## What the task asks
All of the data should be output character for character, except the pictures.

Extracted records

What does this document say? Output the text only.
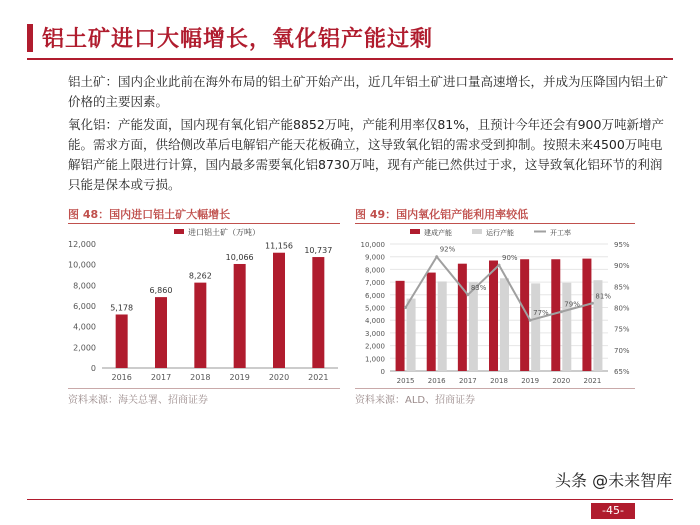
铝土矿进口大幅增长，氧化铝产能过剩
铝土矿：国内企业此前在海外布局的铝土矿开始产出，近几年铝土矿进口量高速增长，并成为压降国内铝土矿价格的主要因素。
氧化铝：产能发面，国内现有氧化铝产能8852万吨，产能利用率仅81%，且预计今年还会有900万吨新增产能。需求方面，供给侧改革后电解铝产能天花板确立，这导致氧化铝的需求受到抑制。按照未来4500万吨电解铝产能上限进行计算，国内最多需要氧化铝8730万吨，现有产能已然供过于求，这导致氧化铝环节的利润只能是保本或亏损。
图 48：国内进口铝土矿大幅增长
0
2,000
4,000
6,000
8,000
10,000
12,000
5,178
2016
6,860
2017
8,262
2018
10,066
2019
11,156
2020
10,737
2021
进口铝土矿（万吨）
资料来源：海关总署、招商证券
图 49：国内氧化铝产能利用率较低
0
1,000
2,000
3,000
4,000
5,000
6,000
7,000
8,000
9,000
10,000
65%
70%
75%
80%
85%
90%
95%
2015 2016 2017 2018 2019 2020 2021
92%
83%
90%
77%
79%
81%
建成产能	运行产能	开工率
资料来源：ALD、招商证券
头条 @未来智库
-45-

## Worked answer
What does this document say? Output the text only.
铝土矿进口大幅增长，氧化铝产能过剩
铝土矿：国内企业此前在海外布局的铝土矿开始产出，近几年铝土矿进口量高速增长，并成为压降国内铝土矿价格的主要因素。
氧化铝：产能发面，国内现有氧化铝产能8852万吨，产能利用率仅81%，且预计今年还会有900万吨新增产能。需求方面，供给侧改革后电解铝产能天花板确立，这导致氧化铝的需求受到抑制。按照未来4500万吨电解铝产能上限进行计算，国内最多需要氧化铝8730万吨，现有产能已然供过于求，这导致氧化铝环节的利润只能是保本或亏损。
图 48：国内进口铝土矿大幅增长
0
2,000
4,000
6,000
8,000
10,000
12,000
5,178
2016
6,860
2017
8,262
2018
10,066
2019
11,156
2020
10,737
2021
进口铝土矿（万吨）
资料来源：海关总署、招商证券
图 49：国内氧化铝产能利用率较低
0
1,000
2,000
3,000
4,000
5,000
6,000
7,000
8,000
9,000
10,000
65%
70%
75%
80%
85%
90%
95%
2015 2016 2017 2018 2019 2020 2021
92%
83%
90%
77%
79%
81%
建成产能	运行产能	开工率
资料来源：ALD、招商证券
头条 @未来智库
-45-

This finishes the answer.